- _Aim_: Please transcribe the data that follows without the pictures, keeping every word the same.
* start Supplied material *
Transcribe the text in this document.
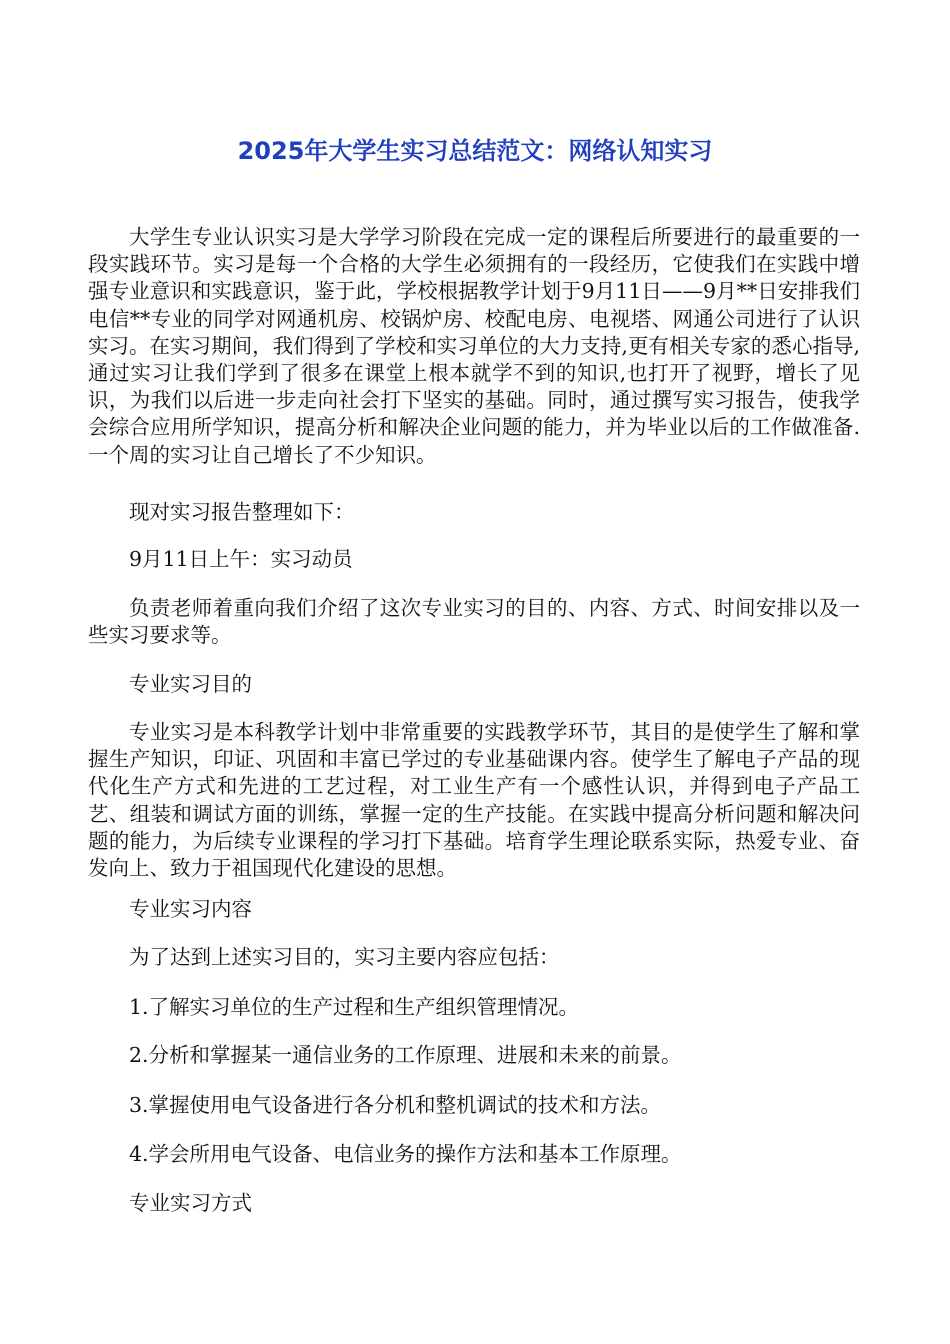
2025年大学生实习总结范文：网络认知实习

大学生专业认识实习是大学学习阶段在完成一定的课程后所要进行的最重要的一段实践环节。实习是每一个合格的大学生必须拥有的一段经历，它使我们在实践中增强专业意识和实践意识，鉴于此，学校根据教学计划于9月11日——9月**日安排我们电信**专业的同学对网通机房、校锅炉房、校配电房、电视塔、网通公司进行了认识实习。在实习期间，我们得到了学校和实习单位的大力支持,更有相关专家的悉心指导,通过实习让我们学到了很多在课堂上根本就学不到的知识,也打开了视野，增长了见识，为我们以后进一步走向社会打下坚实的基础。同时，通过撰写实习报告，使我学会综合应用所学知识，提高分析和解决企业问题的能力，并为毕业以后的工作做准备.一个周的实习让自己增长了不少知识。

现对实习报告整理如下：

9月11日上午：实习动员

负责老师着重向我们介绍了这次专业实习的目的、内容、方式、时间安排以及一些实习要求等。

专业实习目的

专业实习是本科教学计划中非常重要的实践教学环节，其目的是使学生了解和掌握生产知识，印证、巩固和丰富已学过的专业基础课内容。使学生了解电子产品的现代化生产方式和先进的工艺过程，对工业生产有一个感性认识，并得到电子产品工艺、组装和调试方面的训练，掌握一定的生产技能。在实践中提高分析问题和解决问题的能力，为后续专业课程的学习打下基础。培育学生理论联系实际，热爱专业、奋发向上、致力于祖国现代化建设的思想。

专业实习内容

为了达到上述实习目的，实习主要内容应包括：

1.了解实习单位的生产过程和生产组织管理情况。

2.分析和掌握某一通信业务的工作原理、进展和未来的前景。

3.掌握使用电气设备进行各分机和整机调试的技术和方法。

4.学会所用电气设备、电信业务的操作方法和基本工作原理。

专业实习方式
* end Supplied material *
- _Solution to this task_:
Transcribe the text in this document.
2025年大学生实习总结范文：网络认知实习

大学生专业认识实习是大学学习阶段在完成一定的课程后所要进行的最重要的一段实践环节。实习是每一个合格的大学生必须拥有的一段经历，它使我们在实践中增强专业意识和实践意识，鉴于此，学校根据教学计划于9月11日——9月**日安排我们电信**专业的同学对网通机房、校锅炉房、校配电房、电视塔、网通公司进行了认识实习。在实习期间，我们得到了学校和实习单位的大力支持,更有相关专家的悉心指导,通过实习让我们学到了很多在课堂上根本就学不到的知识,也打开了视野，增长了见识，为我们以后进一步走向社会打下坚实的基础。同时，通过撰写实习报告，使我学会综合应用所学知识，提高分析和解决企业问题的能力，并为毕业以后的工作做准备.一个周的实习让自己增长了不少知识。

现对实习报告整理如下：

9月11日上午：实习动员

负责老师着重向我们介绍了这次专业实习的目的、内容、方式、时间安排以及一些实习要求等。

专业实习目的

专业实习是本科教学计划中非常重要的实践教学环节，其目的是使学生了解和掌握生产知识，印证、巩固和丰富已学过的专业基础课内容。使学生了解电子产品的现代化生产方式和先进的工艺过程，对工业生产有一个感性认识，并得到电子产品工艺、组装和调试方面的训练，掌握一定的生产技能。在实践中提高分析问题和解决问题的能力，为后续专业课程的学习打下基础。培育学生理论联系实际，热爱专业、奋发向上、致力于祖国现代化建设的思想。

专业实习内容

为了达到上述实习目的，实习主要内容应包括：

1.了解实习单位的生产过程和生产组织管理情况。

2.分析和掌握某一通信业务的工作原理、进展和未来的前景。

3.掌握使用电气设备进行各分机和整机调试的技术和方法。

4.学会所用电气设备、电信业务的操作方法和基本工作原理。

专业实习方式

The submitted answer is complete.